Aim of the exercise - Each entry below is to be duplicated verbatim.

Dataset extract -
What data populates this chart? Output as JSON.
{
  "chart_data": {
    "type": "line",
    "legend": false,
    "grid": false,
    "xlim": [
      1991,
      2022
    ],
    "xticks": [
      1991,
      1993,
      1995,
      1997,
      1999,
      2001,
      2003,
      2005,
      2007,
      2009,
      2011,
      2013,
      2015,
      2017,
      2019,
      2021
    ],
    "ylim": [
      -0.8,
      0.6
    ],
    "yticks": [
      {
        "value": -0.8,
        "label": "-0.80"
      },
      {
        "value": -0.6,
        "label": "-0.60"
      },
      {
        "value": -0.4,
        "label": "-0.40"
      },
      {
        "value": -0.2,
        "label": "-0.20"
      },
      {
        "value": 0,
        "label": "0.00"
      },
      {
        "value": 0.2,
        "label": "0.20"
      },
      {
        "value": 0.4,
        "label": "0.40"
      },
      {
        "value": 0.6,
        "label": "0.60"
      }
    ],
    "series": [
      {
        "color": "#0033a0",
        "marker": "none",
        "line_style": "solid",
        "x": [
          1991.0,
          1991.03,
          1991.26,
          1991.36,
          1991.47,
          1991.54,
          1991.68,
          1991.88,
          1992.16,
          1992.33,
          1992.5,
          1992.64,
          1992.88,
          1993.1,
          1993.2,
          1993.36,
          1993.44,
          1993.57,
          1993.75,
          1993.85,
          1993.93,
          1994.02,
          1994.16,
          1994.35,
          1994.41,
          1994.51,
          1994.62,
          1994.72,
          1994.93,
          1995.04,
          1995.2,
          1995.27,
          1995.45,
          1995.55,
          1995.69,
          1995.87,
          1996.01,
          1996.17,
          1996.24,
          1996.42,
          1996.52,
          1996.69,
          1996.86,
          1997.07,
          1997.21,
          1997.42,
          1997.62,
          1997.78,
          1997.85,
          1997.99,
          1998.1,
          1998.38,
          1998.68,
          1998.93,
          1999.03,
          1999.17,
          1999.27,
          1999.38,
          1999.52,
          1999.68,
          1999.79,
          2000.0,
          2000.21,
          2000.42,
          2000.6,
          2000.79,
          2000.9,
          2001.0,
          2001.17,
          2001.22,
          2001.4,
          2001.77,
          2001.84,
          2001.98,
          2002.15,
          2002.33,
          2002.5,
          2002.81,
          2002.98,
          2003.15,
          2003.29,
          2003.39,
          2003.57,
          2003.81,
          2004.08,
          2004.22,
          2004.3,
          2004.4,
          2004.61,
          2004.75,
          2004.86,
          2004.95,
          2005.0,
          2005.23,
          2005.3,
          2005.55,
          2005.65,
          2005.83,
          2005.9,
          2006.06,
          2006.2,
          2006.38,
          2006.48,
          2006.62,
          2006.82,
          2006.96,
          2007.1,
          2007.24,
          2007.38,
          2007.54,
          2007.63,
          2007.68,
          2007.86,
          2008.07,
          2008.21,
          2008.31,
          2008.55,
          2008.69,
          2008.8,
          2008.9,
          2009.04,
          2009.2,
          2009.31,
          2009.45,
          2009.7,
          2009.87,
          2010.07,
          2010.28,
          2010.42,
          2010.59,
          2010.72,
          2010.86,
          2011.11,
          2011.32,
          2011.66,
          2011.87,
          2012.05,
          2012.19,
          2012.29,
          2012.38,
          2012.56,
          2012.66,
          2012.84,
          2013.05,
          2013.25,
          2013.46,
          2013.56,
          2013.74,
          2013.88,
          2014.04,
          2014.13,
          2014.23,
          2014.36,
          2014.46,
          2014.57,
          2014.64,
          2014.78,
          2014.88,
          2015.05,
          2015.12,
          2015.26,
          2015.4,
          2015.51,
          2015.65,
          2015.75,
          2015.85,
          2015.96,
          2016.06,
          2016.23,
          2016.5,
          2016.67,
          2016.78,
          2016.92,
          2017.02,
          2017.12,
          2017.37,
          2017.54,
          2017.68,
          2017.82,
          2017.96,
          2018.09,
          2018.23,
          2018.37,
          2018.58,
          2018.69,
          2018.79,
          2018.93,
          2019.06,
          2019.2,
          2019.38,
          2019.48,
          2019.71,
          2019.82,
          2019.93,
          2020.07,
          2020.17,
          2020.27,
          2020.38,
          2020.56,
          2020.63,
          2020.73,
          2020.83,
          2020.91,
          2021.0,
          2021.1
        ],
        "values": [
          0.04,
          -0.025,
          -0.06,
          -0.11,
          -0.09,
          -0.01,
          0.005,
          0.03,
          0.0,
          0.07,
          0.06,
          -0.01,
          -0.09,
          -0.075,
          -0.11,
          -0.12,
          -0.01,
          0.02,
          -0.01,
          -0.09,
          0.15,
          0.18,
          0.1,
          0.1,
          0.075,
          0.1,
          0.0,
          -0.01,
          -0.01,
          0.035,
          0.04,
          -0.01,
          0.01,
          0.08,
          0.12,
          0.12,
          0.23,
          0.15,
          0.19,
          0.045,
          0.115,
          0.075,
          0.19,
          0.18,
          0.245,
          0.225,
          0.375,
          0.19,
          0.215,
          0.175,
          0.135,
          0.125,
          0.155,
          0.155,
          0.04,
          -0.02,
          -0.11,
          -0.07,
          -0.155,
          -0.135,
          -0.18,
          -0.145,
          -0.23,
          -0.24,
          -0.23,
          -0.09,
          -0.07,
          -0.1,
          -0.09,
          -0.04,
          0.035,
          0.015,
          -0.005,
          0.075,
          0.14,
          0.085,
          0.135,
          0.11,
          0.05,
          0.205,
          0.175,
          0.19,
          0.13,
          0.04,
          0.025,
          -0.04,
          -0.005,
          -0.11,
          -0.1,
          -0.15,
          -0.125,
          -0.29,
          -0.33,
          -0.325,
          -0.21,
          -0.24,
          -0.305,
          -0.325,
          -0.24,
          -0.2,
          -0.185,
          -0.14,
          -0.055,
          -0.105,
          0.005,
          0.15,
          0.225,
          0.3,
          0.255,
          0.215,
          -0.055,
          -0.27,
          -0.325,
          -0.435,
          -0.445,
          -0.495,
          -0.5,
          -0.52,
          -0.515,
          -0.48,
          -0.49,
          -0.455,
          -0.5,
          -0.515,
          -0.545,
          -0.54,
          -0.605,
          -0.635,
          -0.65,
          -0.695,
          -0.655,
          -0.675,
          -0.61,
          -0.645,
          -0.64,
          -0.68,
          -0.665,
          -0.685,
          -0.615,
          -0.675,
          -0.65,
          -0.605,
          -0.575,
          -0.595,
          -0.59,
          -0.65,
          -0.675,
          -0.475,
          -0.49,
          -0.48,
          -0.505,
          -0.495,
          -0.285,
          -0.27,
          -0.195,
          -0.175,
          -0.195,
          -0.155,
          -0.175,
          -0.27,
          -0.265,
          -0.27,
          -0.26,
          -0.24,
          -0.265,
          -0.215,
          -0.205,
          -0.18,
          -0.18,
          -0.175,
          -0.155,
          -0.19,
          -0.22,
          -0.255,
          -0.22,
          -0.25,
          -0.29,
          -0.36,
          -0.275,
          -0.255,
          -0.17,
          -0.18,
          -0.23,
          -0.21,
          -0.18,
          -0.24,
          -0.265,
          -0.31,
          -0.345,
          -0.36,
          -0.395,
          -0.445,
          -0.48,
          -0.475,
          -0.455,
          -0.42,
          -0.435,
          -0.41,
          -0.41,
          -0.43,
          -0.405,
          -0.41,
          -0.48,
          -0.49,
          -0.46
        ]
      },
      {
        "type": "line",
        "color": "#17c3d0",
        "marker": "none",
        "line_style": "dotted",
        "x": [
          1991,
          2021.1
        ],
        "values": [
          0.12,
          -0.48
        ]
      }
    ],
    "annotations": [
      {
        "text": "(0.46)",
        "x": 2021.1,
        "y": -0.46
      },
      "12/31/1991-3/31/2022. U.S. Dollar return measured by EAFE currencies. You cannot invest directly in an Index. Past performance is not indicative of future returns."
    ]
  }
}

Result of this task -
What data populates this chart? Output as JSON.
{
  "chart_data": {
    "type": "line",
    "legend": false,
    "grid": false,
    "xlim": [
      1991,
      2022
    ],
    "xticks": [
      1991,
      1993,
      1995,
      1997,
      1999,
      2001,
      2003,
      2005,
      2007,
      2009,
      2011,
      2013,
      2015,
      2017,
      2019,
      2021
    ],
    "ylim": [
      -0.8,
      0.6
    ],
    "yticks": [
      {
        "value": -0.8,
        "label": "-0.80"
      },
      {
        "value": -0.6,
        "label": "-0.60"
      },
      {
        "value": -0.4,
        "label": "-0.40"
      },
      {
        "value": -0.2,
        "label": "-0.20"
      },
      {
        "value": 0,
        "label": "0.00"
      },
      {
        "value": 0.2,
        "label": "0.20"
      },
      {
        "value": 0.4,
        "label": "0.40"
      },
      {
        "value": 0.6,
        "label": "0.60"
      }
    ],
    "series": [
      {
        "color": "#0033a0",
        "marker": "none",
        "line_style": "solid",
        "x": [
          1991.0,
          1991.03,
          1991.26,
          1991.36,
          1991.47,
          1991.54,
          1991.68,
          1991.88,
          1992.16,
          1992.33,
          1992.5,
          1992.64,
          1992.88,
          1993.1,
          1993.2,
          1993.36,
          1993.44,
          1993.57,
          1993.75,
          1993.85,
          1993.93,
          1994.02,
          1994.16,
          1994.35,
          1994.41,
          1994.51,
          1994.62,
          1994.72,
          1994.93,
          1995.04,
          1995.2,
          1995.27,
          1995.45,
          1995.55,
          1995.69,
          1995.87,
          1996.01,
          1996.17,
          1996.24,
          1996.42,
          1996.52,
          1996.69,
          1996.86,
          1997.07,
          1997.21,
          1997.42,
          1997.62,
          1997.78,
          1997.85,
          1997.99,
          1998.1,
          1998.38,
          1998.68,
          1998.93,
          1999.03,
          1999.17,
          1999.27,
          1999.38,
          1999.52,
          1999.68,
          1999.79,
          2000.0,
          2000.21,
          2000.42,
          2000.6,
          2000.79,
          2000.9,
          2001.0,
          2001.17,
          2001.22,
          2001.4,
          2001.77,
          2001.84,
          2001.98,
          2002.15,
          2002.33,
          2002.5,
          2002.81,
          2002.98,
          2003.15,
          2003.29,
          2003.39,
          2003.57,
          2003.81,
          2004.08,
          2004.22,
          2004.3,
          2004.4,
          2004.61,
          2004.75,
          2004.86,
          2004.95,
          2005.0,
          2005.23,
          2005.3,
          2005.55,
          2005.65,
          2005.83,
          2005.9,
          2006.06,
          2006.2,
          2006.38,
          2006.48,
          2006.62,
          2006.82,
          2006.96,
          2007.1,
          2007.24,
          2007.38,
          2007.54,
          2007.63,
          2007.68,
          2007.86,
          2008.07,
          2008.21,
          2008.31,
          2008.55,
          2008.69,
          2008.8,
          2008.9,
          2009.04,
          2009.2,
          2009.31,
          2009.45,
          2009.7,
          2009.87,
          2010.07,
          2010.28,
          2010.42,
          2010.59,
          2010.72,
          2010.86,
          2011.11,
          2011.32,
          2011.66,
          2011.87,
          2012.05,
          2012.19,
          2012.29,
          2012.38,
          2012.56,
          2012.66,
          2012.84,
          2013.05,
          2013.25,
          2013.46,
          2013.56,
          2013.74,
          2013.88,
          2014.04,
          2014.13,
          2014.23,
          2014.36,
          2014.46,
          2014.57,
          2014.64,
          2014.78,
          2014.88,
          2015.05,
          2015.12,
          2015.26,
          2015.4,
          2015.51,
          2015.65,
          2015.75,
          2015.85,
          2015.96,
          2016.06,
          2016.23,
          2016.5,
          2016.67,
          2016.78,
          2016.92,
          2017.02,
          2017.12,
          2017.37,
          2017.54,
          2017.68,
          2017.82,
          2017.96,
          2018.09,
          2018.23,
          2018.37,
          2018.58,
          2018.69,
          2018.79,
          2018.93,
          2019.06,
          2019.2,
          2019.38,
          2019.48,
          2019.71,
          2019.82,
          2019.93,
          2020.07,
          2020.17,
          2020.27,
          2020.38,
          2020.56,
          2020.63,
          2020.73,
          2020.83,
          2020.91,
          2021.0,
          2021.1
        ],
        "values": [
          0.04,
          -0.025,
          -0.06,
          -0.11,
          -0.09,
          -0.01,
          0.005,
          0.03,
          0.0,
          0.07,
          0.06,
          -0.01,
          -0.09,
          -0.075,
          -0.11,
          -0.12,
          -0.01,
          0.02,
          -0.01,
          -0.09,
          0.15,
          0.18,
          0.1,
          0.1,
          0.075,
          0.1,
          0.0,
          -0.01,
          -0.01,
          0.035,
          0.04,
          -0.01,
          0.01,
          0.08,
          0.12,
          0.12,
          0.23,
          0.15,
          0.19,
          0.045,
          0.115,
          0.075,
          0.19,
          0.18,
          0.245,
          0.225,
          0.375,
          0.19,
          0.215,
          0.175,
          0.135,
          0.125,
          0.155,
          0.155,
          0.04,
          -0.02,
          -0.11,
          -0.07,
          -0.155,
          -0.135,
          -0.18,
          -0.145,
          -0.23,
          -0.24,
          -0.23,
          -0.09,
          -0.07,
          -0.1,
          -0.09,
          -0.04,
          0.035,
          0.015,
          -0.005,
          0.075,
          0.14,
          0.085,
          0.135,
          0.11,
          0.05,
          0.205,
          0.175,
          0.19,
          0.13,
          0.04,
          0.025,
          -0.04,
          -0.005,
          -0.11,
          -0.1,
          -0.15,
          -0.125,
          -0.29,
          -0.33,
          -0.325,
          -0.21,
          -0.24,
          -0.305,
          -0.325,
          -0.24,
          -0.2,
          -0.185,
          -0.14,
          -0.055,
          -0.105,
          0.005,
          0.15,
          0.225,
          0.3,
          0.255,
          0.215,
          -0.055,
          -0.27,
          -0.325,
          -0.435,
          -0.445,
          -0.495,
          -0.5,
          -0.52,
          -0.515,
          -0.48,
          -0.49,
          -0.455,
          -0.5,
          -0.515,
          -0.545,
          -0.54,
          -0.605,
          -0.635,
          -0.65,
          -0.695,
          -0.655,
          -0.675,
          -0.61,
          -0.645,
          -0.64,
          -0.68,
          -0.665,
          -0.685,
          -0.615,
          -0.675,
          -0.65,
          -0.605,
          -0.575,
          -0.595,
          -0.59,
          -0.65,
          -0.675,
          -0.475,
          -0.49,
          -0.48,
          -0.505,
          -0.495,
          -0.285,
          -0.27,
          -0.195,
          -0.175,
          -0.195,
          -0.155,
          -0.175,
          -0.27,
          -0.265,
          -0.27,
          -0.26,
          -0.24,
          -0.265,
          -0.215,
          -0.205,
          -0.18,
          -0.18,
          -0.175,
          -0.155,
          -0.19,
          -0.22,
          -0.255,
          -0.22,
          -0.25,
          -0.29,
          -0.36,
          -0.275,
          -0.255,
          -0.17,
          -0.18,
          -0.23,
          -0.21,
          -0.18,
          -0.24,
          -0.265,
          -0.31,
          -0.345,
          -0.36,
          -0.395,
          -0.445,
          -0.48,
          -0.475,
          -0.455,
          -0.42,
          -0.435,
          -0.41,
          -0.41,
          -0.43,
          -0.405,
          -0.41,
          -0.48,
          -0.49,
          -0.46
        ]
      },
      {
        "type": "line",
        "color": "#17c3d0",
        "marker": "none",
        "line_style": "dotted",
        "x": [
          1991,
          2021.1
        ],
        "values": [
          0.12,
          -0.48
        ]
      }
    ],
    "annotations": [
      {
        "text": "(0.46)",
        "x": 2021.1,
        "y": -0.46
      },
      "12/31/1991-3/31/2022. U.S. Dollar return measured by EAFE currencies. You cannot invest directly in an Index. Past performance is not indicative of future returns."
    ]
  }
}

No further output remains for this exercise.